The records below must be output exactly, without pictures.

——

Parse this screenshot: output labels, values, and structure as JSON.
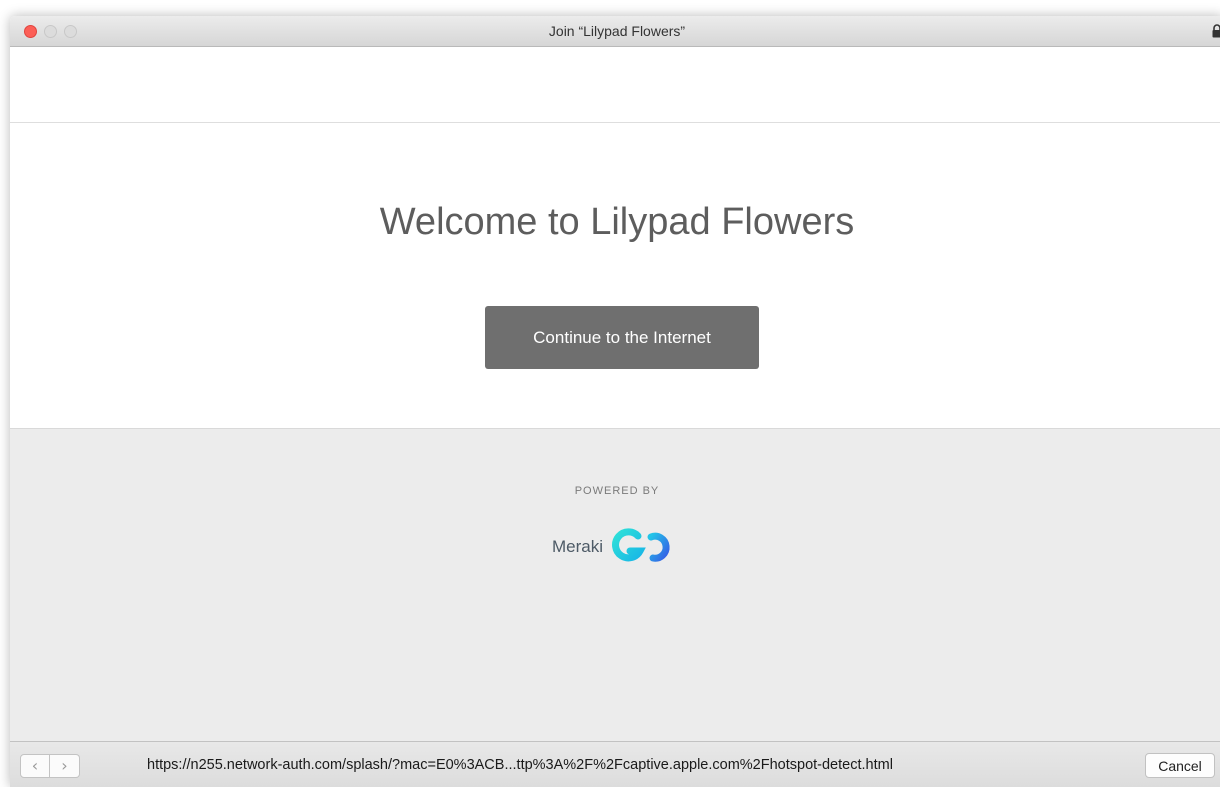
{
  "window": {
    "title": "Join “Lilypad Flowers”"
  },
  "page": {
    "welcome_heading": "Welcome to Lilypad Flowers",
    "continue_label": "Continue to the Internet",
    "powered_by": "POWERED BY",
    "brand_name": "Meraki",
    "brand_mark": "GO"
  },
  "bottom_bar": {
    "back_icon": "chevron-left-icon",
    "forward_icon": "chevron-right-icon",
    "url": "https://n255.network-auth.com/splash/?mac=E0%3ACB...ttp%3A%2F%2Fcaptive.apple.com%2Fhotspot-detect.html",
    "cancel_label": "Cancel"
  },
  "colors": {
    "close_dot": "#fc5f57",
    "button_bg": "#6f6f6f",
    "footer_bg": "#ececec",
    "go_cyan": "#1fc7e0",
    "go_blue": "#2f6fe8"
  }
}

——

Complete output -
Parse this screenshot: output labels, values, and structure as JSON.
{
  "window": {
    "title": "Join “Lilypad Flowers”"
  },
  "page": {
    "welcome_heading": "Welcome to Lilypad Flowers",
    "continue_label": "Continue to the Internet",
    "powered_by": "POWERED BY",
    "brand_name": "Meraki",
    "brand_mark": "GO"
  },
  "bottom_bar": {
    "back_icon": "chevron-left-icon",
    "forward_icon": "chevron-right-icon",
    "url": "https://n255.network-auth.com/splash/?mac=E0%3ACB...ttp%3A%2F%2Fcaptive.apple.com%2Fhotspot-detect.html",
    "cancel_label": "Cancel"
  },
  "colors": {
    "close_dot": "#fc5f57",
    "button_bg": "#6f6f6f",
    "footer_bg": "#ececec",
    "go_cyan": "#1fc7e0",
    "go_blue": "#2f6fe8"
  }
}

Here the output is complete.